• _Exercise directions_
Determine which lines contain the word "Percentage", then copy those lines.

====== Dataset ======

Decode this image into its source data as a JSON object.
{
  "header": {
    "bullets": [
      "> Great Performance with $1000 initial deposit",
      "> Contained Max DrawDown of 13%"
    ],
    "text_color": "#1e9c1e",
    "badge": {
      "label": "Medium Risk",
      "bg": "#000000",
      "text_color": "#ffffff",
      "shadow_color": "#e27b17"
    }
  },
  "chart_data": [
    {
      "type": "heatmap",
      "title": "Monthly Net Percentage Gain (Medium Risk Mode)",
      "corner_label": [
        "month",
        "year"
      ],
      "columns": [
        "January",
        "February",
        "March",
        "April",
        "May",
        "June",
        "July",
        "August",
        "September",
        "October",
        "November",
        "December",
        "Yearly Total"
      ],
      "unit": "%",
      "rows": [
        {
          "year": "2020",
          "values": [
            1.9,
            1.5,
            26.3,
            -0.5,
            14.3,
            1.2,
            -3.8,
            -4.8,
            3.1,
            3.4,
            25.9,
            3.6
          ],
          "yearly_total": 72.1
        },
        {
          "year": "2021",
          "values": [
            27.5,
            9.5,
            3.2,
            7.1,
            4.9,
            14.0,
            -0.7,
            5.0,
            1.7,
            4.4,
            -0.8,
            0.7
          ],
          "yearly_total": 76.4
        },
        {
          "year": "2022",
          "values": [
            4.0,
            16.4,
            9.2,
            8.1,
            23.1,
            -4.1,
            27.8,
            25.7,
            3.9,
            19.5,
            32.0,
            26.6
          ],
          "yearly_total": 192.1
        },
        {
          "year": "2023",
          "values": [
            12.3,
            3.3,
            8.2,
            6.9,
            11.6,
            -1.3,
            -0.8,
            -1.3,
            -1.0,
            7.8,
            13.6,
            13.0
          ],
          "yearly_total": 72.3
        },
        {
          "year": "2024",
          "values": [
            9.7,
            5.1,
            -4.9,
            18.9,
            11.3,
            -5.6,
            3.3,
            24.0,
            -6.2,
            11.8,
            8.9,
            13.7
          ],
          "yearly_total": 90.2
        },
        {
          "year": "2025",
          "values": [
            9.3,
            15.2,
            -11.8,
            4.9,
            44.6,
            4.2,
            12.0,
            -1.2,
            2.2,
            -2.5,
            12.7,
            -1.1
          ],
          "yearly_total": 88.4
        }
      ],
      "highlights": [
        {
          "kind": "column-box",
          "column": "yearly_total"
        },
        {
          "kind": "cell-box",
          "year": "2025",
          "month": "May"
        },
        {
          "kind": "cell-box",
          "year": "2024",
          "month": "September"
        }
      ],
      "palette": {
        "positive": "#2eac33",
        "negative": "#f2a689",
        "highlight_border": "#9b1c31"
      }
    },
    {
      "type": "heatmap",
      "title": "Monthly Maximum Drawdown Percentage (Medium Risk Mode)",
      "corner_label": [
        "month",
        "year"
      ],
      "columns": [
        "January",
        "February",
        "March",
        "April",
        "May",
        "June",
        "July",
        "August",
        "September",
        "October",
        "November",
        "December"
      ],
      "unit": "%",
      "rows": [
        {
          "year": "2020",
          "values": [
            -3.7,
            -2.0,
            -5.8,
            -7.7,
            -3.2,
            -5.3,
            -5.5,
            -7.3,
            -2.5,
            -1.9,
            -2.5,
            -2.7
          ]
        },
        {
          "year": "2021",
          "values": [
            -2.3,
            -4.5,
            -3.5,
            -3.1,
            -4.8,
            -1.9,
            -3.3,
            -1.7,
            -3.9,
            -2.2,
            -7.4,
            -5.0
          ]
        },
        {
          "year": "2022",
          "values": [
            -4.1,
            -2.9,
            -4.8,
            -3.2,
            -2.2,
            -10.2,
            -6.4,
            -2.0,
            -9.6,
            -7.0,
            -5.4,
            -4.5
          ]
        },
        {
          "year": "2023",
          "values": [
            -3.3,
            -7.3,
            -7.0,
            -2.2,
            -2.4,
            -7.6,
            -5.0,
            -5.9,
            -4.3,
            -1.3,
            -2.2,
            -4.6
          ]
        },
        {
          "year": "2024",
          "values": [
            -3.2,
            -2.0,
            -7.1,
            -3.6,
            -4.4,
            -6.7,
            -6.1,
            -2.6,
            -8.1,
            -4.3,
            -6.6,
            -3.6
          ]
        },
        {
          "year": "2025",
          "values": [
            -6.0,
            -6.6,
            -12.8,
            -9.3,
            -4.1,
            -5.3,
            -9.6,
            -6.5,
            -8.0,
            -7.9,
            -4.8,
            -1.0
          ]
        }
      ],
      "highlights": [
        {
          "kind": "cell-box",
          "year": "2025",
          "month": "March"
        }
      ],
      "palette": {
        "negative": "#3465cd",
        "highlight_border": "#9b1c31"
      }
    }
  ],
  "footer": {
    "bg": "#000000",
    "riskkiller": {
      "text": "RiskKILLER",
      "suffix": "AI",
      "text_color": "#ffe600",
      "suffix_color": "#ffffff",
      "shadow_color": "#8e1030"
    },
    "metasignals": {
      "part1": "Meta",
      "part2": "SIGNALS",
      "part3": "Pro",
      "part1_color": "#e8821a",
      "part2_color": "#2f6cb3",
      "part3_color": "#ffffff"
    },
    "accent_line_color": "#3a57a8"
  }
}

======

• _Exercise result_
      "title": "Monthly Net Percentage Gain (Medium Risk Mode)",
      "title": "Monthly Maximum Drawdown Percentage (Medium Risk Mode)",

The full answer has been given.